**** TASK DATA ****

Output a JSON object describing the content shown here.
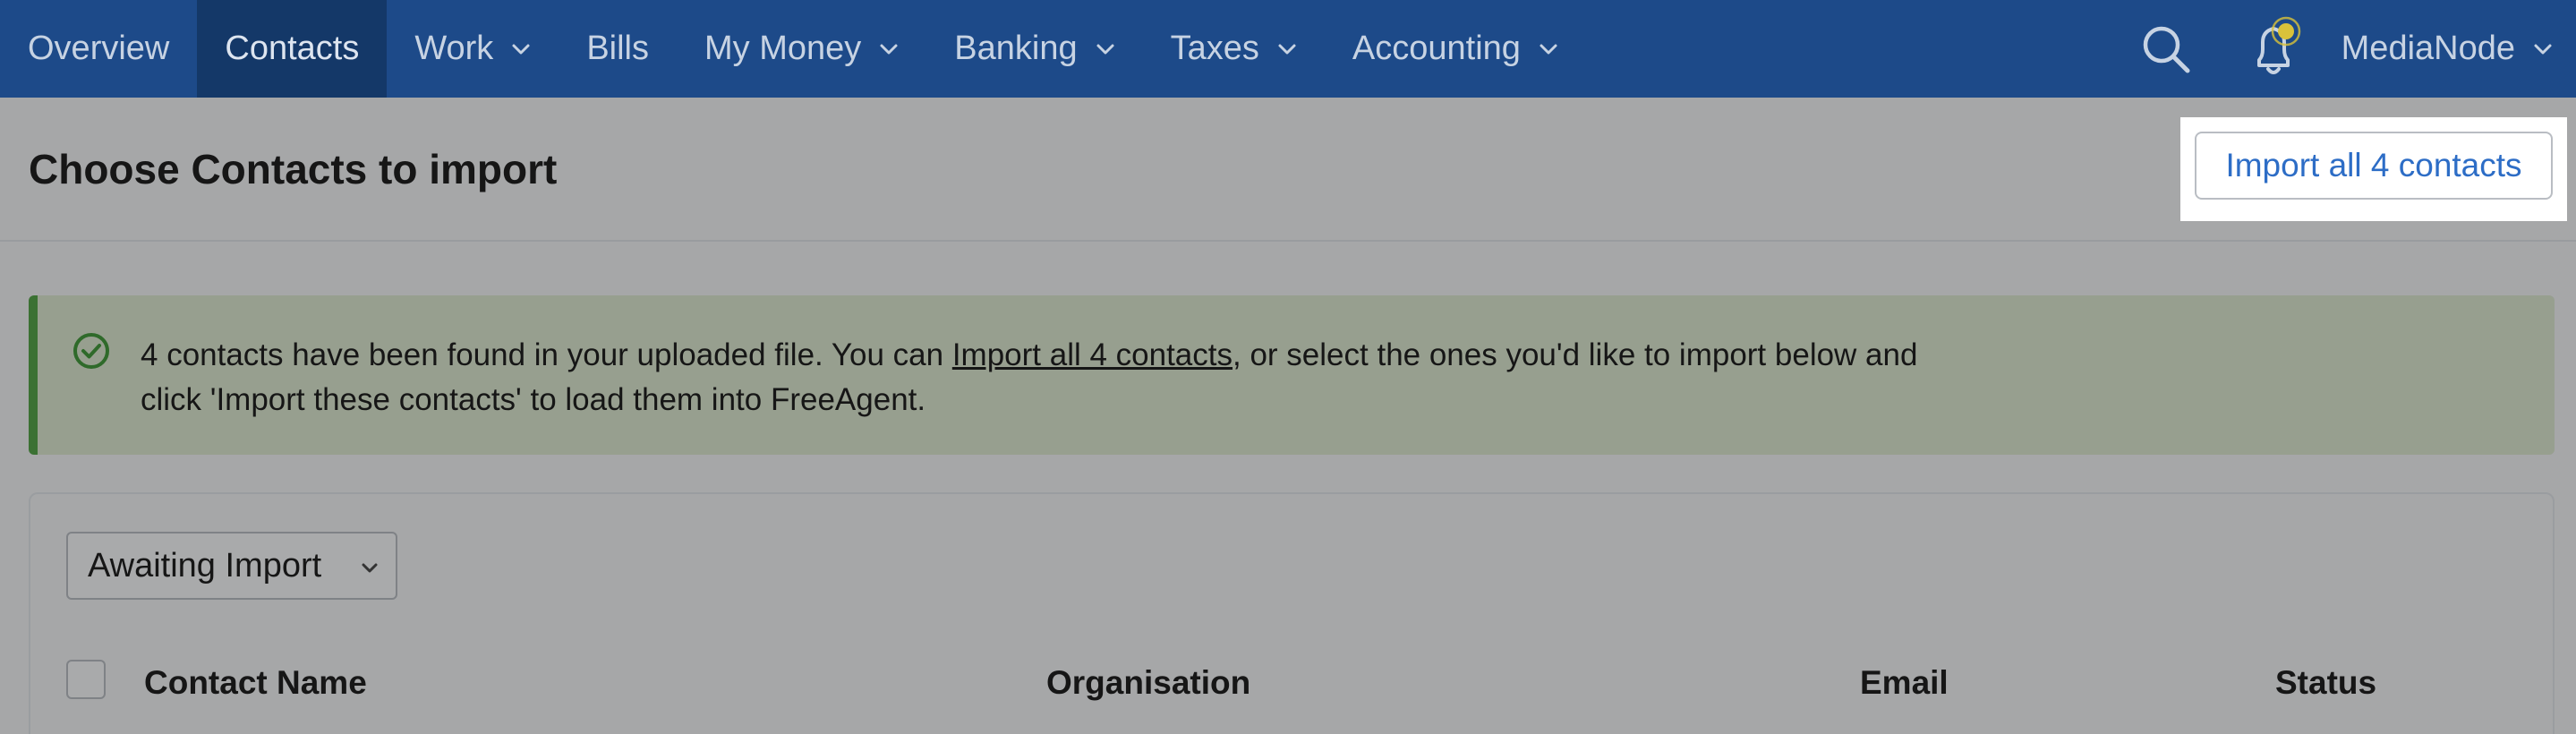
{
  "nav": {
    "items": [
      {
        "label": "Overview"
      },
      {
        "label": "Contacts"
      },
      {
        "label": "Work"
      },
      {
        "label": "Bills"
      },
      {
        "label": "My Money"
      },
      {
        "label": "Banking"
      },
      {
        "label": "Taxes"
      },
      {
        "label": "Accounting"
      }
    ],
    "active": "Contacts",
    "user": "MediaNode",
    "icons": [
      "search-icon",
      "bell-icon",
      "chevron-down-icon"
    ]
  },
  "header": {
    "title": "Choose Contacts to import",
    "import_button": "Import all 4 contacts"
  },
  "alert": {
    "text_before": "4 contacts have been found in your uploaded file. You can ",
    "link": "Import all 4 contacts",
    "text_after": ", or select the ones you'd like to import below and click 'Import these contacts' to load them into FreeAgent.",
    "icon": "check-circle-icon"
  },
  "filter": {
    "selected": "Awaiting Import"
  },
  "table": {
    "columns": [
      "Contact Name",
      "Organisation",
      "Email",
      "Status"
    ]
  },
  "colors": {
    "nav_bg": "#1d4a89",
    "nav_active_bg": "#143868",
    "link_blue": "#2d6dc6",
    "alert_bg": "#979f8f",
    "alert_border": "#3b7133",
    "notification_dot": "#d9c23a"
  }
}
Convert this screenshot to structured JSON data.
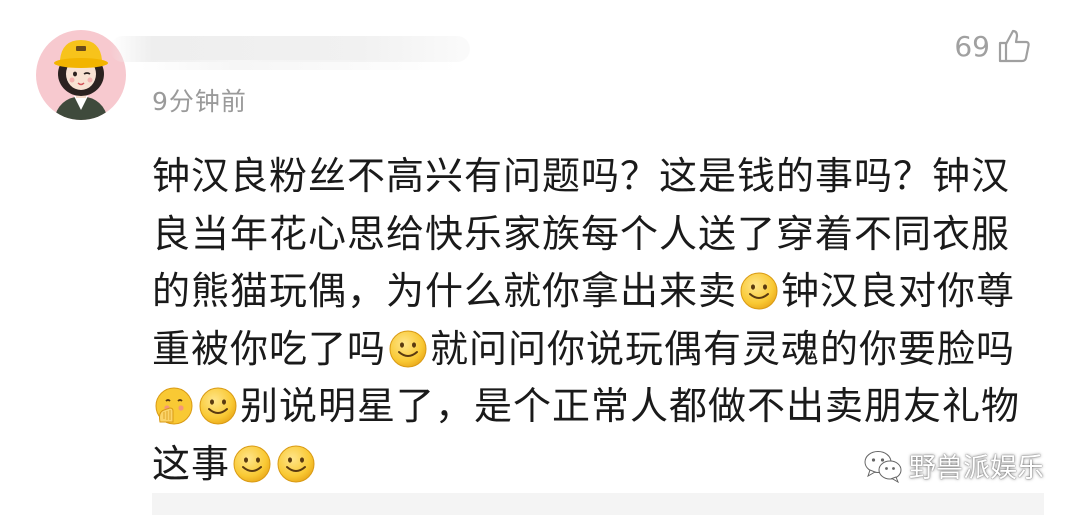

****

### WHAT THIS TASK INVOLVES
Take the entries shown above and quote them verbatim, passing over the pictures.

### REPLY
Output a JSON object describing the content shown here.
{
  "nav": {
    "items": [
      {
        "label": "Overview"
      },
      {
        "label": "Contacts"
      },
      {
        "label": "Work"
      },
      {
        "label": "Bills"
      },
      {
        "label": "My Money"
      },
      {
        "label": "Banking"
      },
      {
        "label": "Taxes"
      },
      {
        "label": "Accounting"
      }
    ],
    "active": "Contacts",
    "user": "MediaNode",
    "icons": [
      "search-icon",
      "bell-icon",
      "chevron-down-icon"
    ]
  },
  "header": {
    "title": "Choose Contacts to import",
    "import_button": "Import all 4 contacts"
  },
  "alert": {
    "text_before": "4 contacts have been found in your uploaded file. You can ",
    "link": "Import all 4 contacts",
    "text_after": ", or select the ones you'd like to import below and click 'Import these contacts' to load them into FreeAgent.",
    "icon": "check-circle-icon"
  },
  "filter": {
    "selected": "Awaiting Import"
  },
  "table": {
    "columns": [
      "Contact Name",
      "Organisation",
      "Email",
      "Status"
    ]
  },
  "colors": {
    "nav_bg": "#1d4a89",
    "nav_active_bg": "#143868",
    "link_blue": "#2d6dc6",
    "alert_bg": "#979f8f",
    "alert_border": "#3b7133",
    "notification_dot": "#d9c23a"
  }
}
Convert this screenshot to structured JSON data.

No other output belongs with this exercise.